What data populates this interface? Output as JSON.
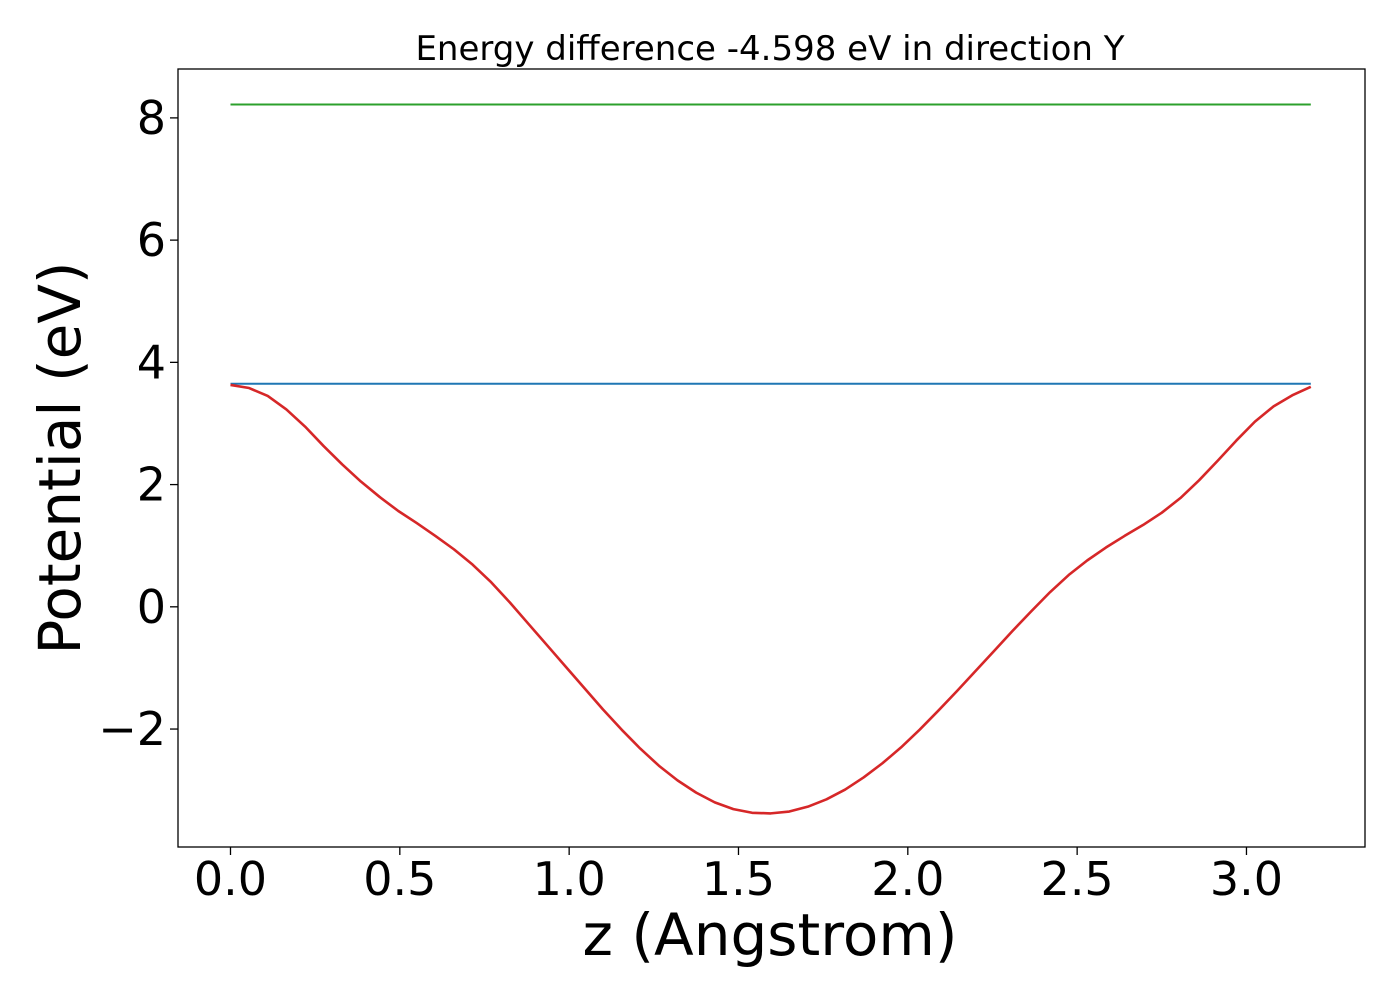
{
  "chart_data": {
    "type": "line",
    "title": "Energy difference -4.598 eV in direction Y",
    "xlabel": "z (Angstrom)",
    "ylabel": "Potential (eV)",
    "xlim": [
      -0.155,
      3.35
    ],
    "ylim": [
      -3.93,
      8.8
    ],
    "xticks": [
      0.0,
      0.5,
      1.0,
      1.5,
      2.0,
      2.5,
      3.0
    ],
    "xtick_labels": [
      "0.0",
      "0.5",
      "1.0",
      "1.5",
      "2.0",
      "2.5",
      "3.0"
    ],
    "yticks": [
      -2,
      0,
      2,
      4,
      6,
      8
    ],
    "ytick_labels": [
      "−2",
      "0",
      "2",
      "4",
      "6",
      "8"
    ],
    "grid": false,
    "series": [
      {
        "color": "#2ca02c",
        "x": [
          0.0,
          3.19
        ],
        "y": [
          8.22,
          8.22
        ]
      },
      {
        "color": "#1f77b4",
        "x": [
          0.0,
          3.19
        ],
        "y": [
          3.65,
          3.65
        ]
      },
      {
        "color": "#d62728",
        "x": [
          0.0,
          0.055,
          0.11,
          0.165,
          0.22,
          0.275,
          0.33,
          0.385,
          0.44,
          0.495,
          0.55,
          0.605,
          0.66,
          0.715,
          0.77,
          0.825,
          0.88,
          0.935,
          0.99,
          1.045,
          1.1,
          1.155,
          1.21,
          1.265,
          1.32,
          1.375,
          1.43,
          1.485,
          1.54,
          1.595,
          1.65,
          1.705,
          1.76,
          1.815,
          1.87,
          1.925,
          1.98,
          2.035,
          2.09,
          2.145,
          2.2,
          2.255,
          2.31,
          2.365,
          2.42,
          2.475,
          2.53,
          2.585,
          2.64,
          2.695,
          2.75,
          2.805,
          2.86,
          2.915,
          2.97,
          3.025,
          3.08,
          3.135,
          3.19
        ],
        "y": [
          3.63,
          3.58,
          3.45,
          3.23,
          2.95,
          2.63,
          2.33,
          2.05,
          1.8,
          1.57,
          1.37,
          1.16,
          0.94,
          0.69,
          0.4,
          0.07,
          -0.28,
          -0.63,
          -0.98,
          -1.33,
          -1.68,
          -2.01,
          -2.32,
          -2.6,
          -2.84,
          -3.04,
          -3.2,
          -3.31,
          -3.37,
          -3.38,
          -3.35,
          -3.27,
          -3.15,
          -2.99,
          -2.79,
          -2.56,
          -2.3,
          -2.01,
          -1.7,
          -1.38,
          -1.05,
          -0.72,
          -0.39,
          -0.07,
          0.24,
          0.52,
          0.76,
          0.97,
          1.16,
          1.34,
          1.54,
          1.78,
          2.07,
          2.39,
          2.72,
          3.03,
          3.28,
          3.46,
          3.6
        ]
      }
    ]
  }
}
□ □ □ □ □
Task objective: Copy every record above exactly, leaving out any pictures.

Output below:
What data populates this interface? Output as JSON.
{
  "chart_data": {
    "type": "line",
    "title": "Energy difference -4.598 eV in direction Y",
    "xlabel": "z (Angstrom)",
    "ylabel": "Potential (eV)",
    "xlim": [
      -0.155,
      3.35
    ],
    "ylim": [
      -3.93,
      8.8
    ],
    "xticks": [
      0.0,
      0.5,
      1.0,
      1.5,
      2.0,
      2.5,
      3.0
    ],
    "xtick_labels": [
      "0.0",
      "0.5",
      "1.0",
      "1.5",
      "2.0",
      "2.5",
      "3.0"
    ],
    "yticks": [
      -2,
      0,
      2,
      4,
      6,
      8
    ],
    "ytick_labels": [
      "−2",
      "0",
      "2",
      "4",
      "6",
      "8"
    ],
    "grid": false,
    "series": [
      {
        "color": "#2ca02c",
        "x": [
          0.0,
          3.19
        ],
        "y": [
          8.22,
          8.22
        ]
      },
      {
        "color": "#1f77b4",
        "x": [
          0.0,
          3.19
        ],
        "y": [
          3.65,
          3.65
        ]
      },
      {
        "color": "#d62728",
        "x": [
          0.0,
          0.055,
          0.11,
          0.165,
          0.22,
          0.275,
          0.33,
          0.385,
          0.44,
          0.495,
          0.55,
          0.605,
          0.66,
          0.715,
          0.77,
          0.825,
          0.88,
          0.935,
          0.99,
          1.045,
          1.1,
          1.155,
          1.21,
          1.265,
          1.32,
          1.375,
          1.43,
          1.485,
          1.54,
          1.595,
          1.65,
          1.705,
          1.76,
          1.815,
          1.87,
          1.925,
          1.98,
          2.035,
          2.09,
          2.145,
          2.2,
          2.255,
          2.31,
          2.365,
          2.42,
          2.475,
          2.53,
          2.585,
          2.64,
          2.695,
          2.75,
          2.805,
          2.86,
          2.915,
          2.97,
          3.025,
          3.08,
          3.135,
          3.19
        ],
        "y": [
          3.63,
          3.58,
          3.45,
          3.23,
          2.95,
          2.63,
          2.33,
          2.05,
          1.8,
          1.57,
          1.37,
          1.16,
          0.94,
          0.69,
          0.4,
          0.07,
          -0.28,
          -0.63,
          -0.98,
          -1.33,
          -1.68,
          -2.01,
          -2.32,
          -2.6,
          -2.84,
          -3.04,
          -3.2,
          -3.31,
          -3.37,
          -3.38,
          -3.35,
          -3.27,
          -3.15,
          -2.99,
          -2.79,
          -2.56,
          -2.3,
          -2.01,
          -1.7,
          -1.38,
          -1.05,
          -0.72,
          -0.39,
          -0.07,
          0.24,
          0.52,
          0.76,
          0.97,
          1.16,
          1.34,
          1.54,
          1.78,
          2.07,
          2.39,
          2.72,
          3.03,
          3.28,
          3.46,
          3.6
        ]
      }
    ]
  }
}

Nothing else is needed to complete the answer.